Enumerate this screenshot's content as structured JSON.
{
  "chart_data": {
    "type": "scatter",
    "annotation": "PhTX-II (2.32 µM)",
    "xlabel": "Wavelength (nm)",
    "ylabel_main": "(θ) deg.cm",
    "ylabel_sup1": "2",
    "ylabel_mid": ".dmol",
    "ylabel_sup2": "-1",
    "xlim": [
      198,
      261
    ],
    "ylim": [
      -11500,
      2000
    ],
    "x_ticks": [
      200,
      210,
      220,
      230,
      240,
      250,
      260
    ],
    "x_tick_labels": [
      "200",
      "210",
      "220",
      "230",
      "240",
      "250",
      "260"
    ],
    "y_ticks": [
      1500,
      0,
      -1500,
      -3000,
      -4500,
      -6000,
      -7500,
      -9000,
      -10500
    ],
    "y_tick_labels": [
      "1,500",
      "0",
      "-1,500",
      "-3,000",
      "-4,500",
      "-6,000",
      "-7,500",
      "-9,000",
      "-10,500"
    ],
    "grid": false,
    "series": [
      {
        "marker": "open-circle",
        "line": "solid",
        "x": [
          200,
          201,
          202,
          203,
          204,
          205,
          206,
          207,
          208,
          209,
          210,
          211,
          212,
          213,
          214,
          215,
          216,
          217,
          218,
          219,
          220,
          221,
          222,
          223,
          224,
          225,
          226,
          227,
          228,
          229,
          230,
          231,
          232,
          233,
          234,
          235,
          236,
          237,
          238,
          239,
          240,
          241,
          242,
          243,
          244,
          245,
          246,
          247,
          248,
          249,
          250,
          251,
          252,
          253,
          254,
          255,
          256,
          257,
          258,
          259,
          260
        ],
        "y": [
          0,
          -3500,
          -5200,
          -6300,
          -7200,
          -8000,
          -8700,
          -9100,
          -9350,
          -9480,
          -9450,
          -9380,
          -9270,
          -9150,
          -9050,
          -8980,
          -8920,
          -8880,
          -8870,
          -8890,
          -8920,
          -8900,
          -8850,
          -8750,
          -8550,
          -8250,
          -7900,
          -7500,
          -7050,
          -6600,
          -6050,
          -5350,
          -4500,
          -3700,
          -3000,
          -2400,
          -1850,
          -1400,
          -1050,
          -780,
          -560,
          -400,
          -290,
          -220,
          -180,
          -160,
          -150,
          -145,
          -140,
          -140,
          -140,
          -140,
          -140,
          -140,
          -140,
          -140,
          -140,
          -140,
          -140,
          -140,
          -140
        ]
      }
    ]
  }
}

-.-.-

§ **WHAT IS ASKED**: Extract all of the data above and output it character for character.

§ **THE OUTPUT**:
Enumerate this screenshot's content as structured JSON.
{
  "chart_data": {
    "type": "scatter",
    "annotation": "PhTX-II (2.32 µM)",
    "xlabel": "Wavelength (nm)",
    "ylabel_main": "(θ) deg.cm",
    "ylabel_sup1": "2",
    "ylabel_mid": ".dmol",
    "ylabel_sup2": "-1",
    "xlim": [
      198,
      261
    ],
    "ylim": [
      -11500,
      2000
    ],
    "x_ticks": [
      200,
      210,
      220,
      230,
      240,
      250,
      260
    ],
    "x_tick_labels": [
      "200",
      "210",
      "220",
      "230",
      "240",
      "250",
      "260"
    ],
    "y_ticks": [
      1500,
      0,
      -1500,
      -3000,
      -4500,
      -6000,
      -7500,
      -9000,
      -10500
    ],
    "y_tick_labels": [
      "1,500",
      "0",
      "-1,500",
      "-3,000",
      "-4,500",
      "-6,000",
      "-7,500",
      "-9,000",
      "-10,500"
    ],
    "grid": false,
    "series": [
      {
        "marker": "open-circle",
        "line": "solid",
        "x": [
          200,
          201,
          202,
          203,
          204,
          205,
          206,
          207,
          208,
          209,
          210,
          211,
          212,
          213,
          214,
          215,
          216,
          217,
          218,
          219,
          220,
          221,
          222,
          223,
          224,
          225,
          226,
          227,
          228,
          229,
          230,
          231,
          232,
          233,
          234,
          235,
          236,
          237,
          238,
          239,
          240,
          241,
          242,
          243,
          244,
          245,
          246,
          247,
          248,
          249,
          250,
          251,
          252,
          253,
          254,
          255,
          256,
          257,
          258,
          259,
          260
        ],
        "y": [
          0,
          -3500,
          -5200,
          -6300,
          -7200,
          -8000,
          -8700,
          -9100,
          -9350,
          -9480,
          -9450,
          -9380,
          -9270,
          -9150,
          -9050,
          -8980,
          -8920,
          -8880,
          -8870,
          -8890,
          -8920,
          -8900,
          -8850,
          -8750,
          -8550,
          -8250,
          -7900,
          -7500,
          -7050,
          -6600,
          -6050,
          -5350,
          -4500,
          -3700,
          -3000,
          -2400,
          -1850,
          -1400,
          -1050,
          -780,
          -560,
          -400,
          -290,
          -220,
          -180,
          -160,
          -150,
          -145,
          -140,
          -140,
          -140,
          -140,
          -140,
          -140,
          -140,
          -140,
          -140,
          -140,
          -140,
          -140,
          -140
        ]
      }
    ]
  }
}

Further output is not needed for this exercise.